Description of the task: Set down all of the entries word for word, omitting the images they contain.

[Entries from a visual dataset]
----

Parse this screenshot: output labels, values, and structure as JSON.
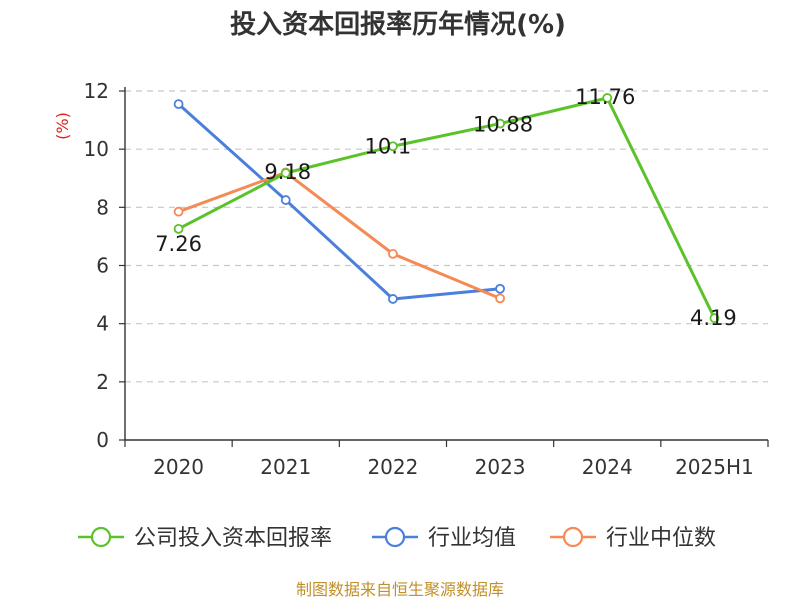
{
  "chart_data": {
    "type": "line",
    "title": "投入资本回报率历年情况(%)",
    "unit_label": "(%)",
    "categories": [
      "2020",
      "2021",
      "2022",
      "2023",
      "2024",
      "2025H1"
    ],
    "ylim": [
      0,
      12
    ],
    "yticks": [
      0,
      2,
      4,
      6,
      8,
      10,
      12
    ],
    "grid": true,
    "legend_position": "bottom",
    "series": [
      {
        "name": "公司投入资本回报率",
        "color": "#5cc22a",
        "values": [
          7.26,
          9.18,
          10.1,
          10.88,
          11.76,
          4.19
        ],
        "labels": [
          "7.26",
          "9.18",
          "10.1",
          "10.88",
          "11.76",
          "4.19"
        ],
        "show_labels": true
      },
      {
        "name": "行业均值",
        "color": "#4a7fdc",
        "values": [
          11.55,
          8.25,
          4.85,
          5.2,
          null,
          null
        ],
        "show_labels": false
      },
      {
        "name": "行业中位数",
        "color": "#f58a54",
        "values": [
          7.85,
          9.2,
          6.4,
          4.87,
          null,
          null
        ],
        "show_labels": false
      }
    ],
    "source": "制图数据来自恒生聚源数据库"
  }
}
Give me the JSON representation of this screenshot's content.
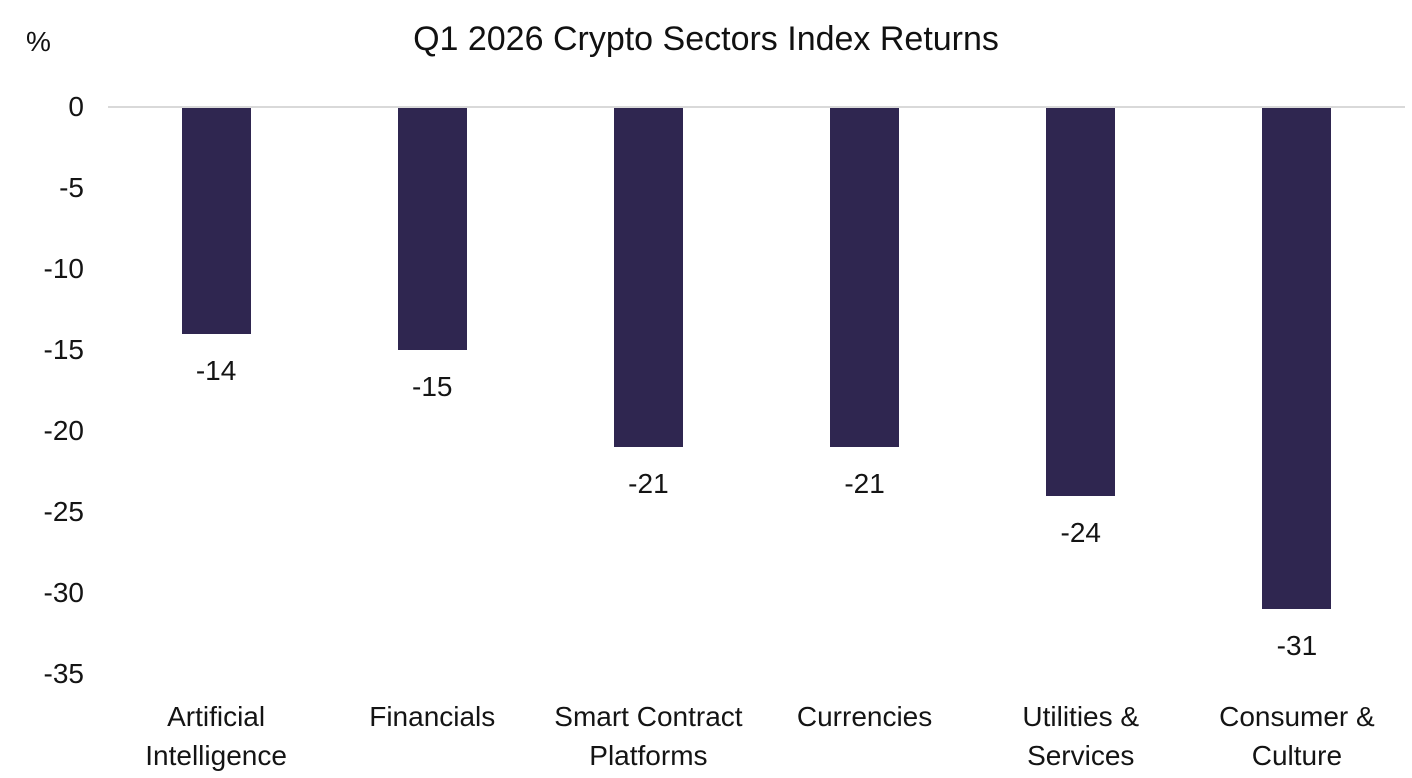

----

Response to this task:
Parse this screenshot: output labels, values, and structure as JSON.
{
  "chart_data": {
    "type": "line",
    "title": "投入资本回报率历年情况(%)",
    "unit_label": "(%)",
    "categories": [
      "2020",
      "2021",
      "2022",
      "2023",
      "2024",
      "2025H1"
    ],
    "ylim": [
      0,
      12
    ],
    "yticks": [
      0,
      2,
      4,
      6,
      8,
      10,
      12
    ],
    "grid": true,
    "legend_position": "bottom",
    "series": [
      {
        "name": "公司投入资本回报率",
        "color": "#5cc22a",
        "values": [
          7.26,
          9.18,
          10.1,
          10.88,
          11.76,
          4.19
        ],
        "labels": [
          "7.26",
          "9.18",
          "10.1",
          "10.88",
          "11.76",
          "4.19"
        ],
        "show_labels": true
      },
      {
        "name": "行业均值",
        "color": "#4a7fdc",
        "values": [
          11.55,
          8.25,
          4.85,
          5.2,
          null,
          null
        ],
        "show_labels": false
      },
      {
        "name": "行业中位数",
        "color": "#f58a54",
        "values": [
          7.85,
          9.2,
          6.4,
          4.87,
          null,
          null
        ],
        "show_labels": false
      }
    ],
    "source": "制图数据来自恒生聚源数据库"
  }
}
Give me the JSON representation of this screenshot's content.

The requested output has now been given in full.